--- Begin INPUT FOR THIS TASK ---

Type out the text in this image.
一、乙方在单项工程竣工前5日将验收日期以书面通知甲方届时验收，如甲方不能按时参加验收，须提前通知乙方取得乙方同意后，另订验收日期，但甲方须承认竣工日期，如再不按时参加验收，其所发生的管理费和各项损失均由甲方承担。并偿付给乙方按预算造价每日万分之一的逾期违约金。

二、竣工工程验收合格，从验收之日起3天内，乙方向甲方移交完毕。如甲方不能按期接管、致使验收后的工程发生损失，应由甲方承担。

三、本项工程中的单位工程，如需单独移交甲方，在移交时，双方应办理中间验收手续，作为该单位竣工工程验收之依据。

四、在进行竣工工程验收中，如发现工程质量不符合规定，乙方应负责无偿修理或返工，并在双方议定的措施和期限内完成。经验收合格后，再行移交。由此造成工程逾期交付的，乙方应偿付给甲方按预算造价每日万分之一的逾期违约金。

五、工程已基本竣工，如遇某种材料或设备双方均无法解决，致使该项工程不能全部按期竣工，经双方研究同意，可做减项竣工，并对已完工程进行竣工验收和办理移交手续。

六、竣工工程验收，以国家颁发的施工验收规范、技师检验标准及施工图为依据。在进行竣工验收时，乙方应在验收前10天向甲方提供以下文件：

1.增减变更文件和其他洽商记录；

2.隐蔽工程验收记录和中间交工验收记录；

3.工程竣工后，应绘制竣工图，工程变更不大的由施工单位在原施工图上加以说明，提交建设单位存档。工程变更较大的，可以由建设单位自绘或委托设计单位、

--- End INPUT FOR THIS TASK ---

> [REQUEST]: From the records above, extract each line exactly as shown.

> [TASK OUTPUT]:
Type out the text in this image.
一、乙方在单项工程竣工前5日将验收日期以书面通知甲方届时验收，如甲方不能按时参加验收，须提前通知乙方取得乙方同意后，另订验收日期，但甲方须承认竣工日期，如再不按时参加验收，其所发生的管理费和各项损失均由甲方承担。并偿付给乙方按预算造价每日万分之一的逾期违约金。

二、竣工工程验收合格，从验收之日起3天内，乙方向甲方移交完毕。如甲方不能按期接管、致使验收后的工程发生损失，应由甲方承担。

三、本项工程中的单位工程，如需单独移交甲方，在移交时，双方应办理中间验收手续，作为该单位竣工工程验收之依据。

四、在进行竣工工程验收中，如发现工程质量不符合规定，乙方应负责无偿修理或返工，并在双方议定的措施和期限内完成。经验收合格后，再行移交。由此造成工程逾期交付的，乙方应偿付给甲方按预算造价每日万分之一的逾期违约金。

五、工程已基本竣工，如遇某种材料或设备双方均无法解决，致使该项工程不能全部按期竣工，经双方研究同意，可做减项竣工，并对已完工程进行竣工验收和办理移交手续。

六、竣工工程验收，以国家颁发的施工验收规范、技师检验标准及施工图为依据。在进行竣工验收时，乙方应在验收前10天向甲方提供以下文件：

1.增减变更文件和其他洽商记录；

2.隐蔽工程验收记录和中间交工验收记录；

3.工程竣工后，应绘制竣工图，工程变更不大的由施工单位在原施工图上加以说明，提交建设单位存档。工程变更较大的，可以由建设单位自绘或委托设计单位、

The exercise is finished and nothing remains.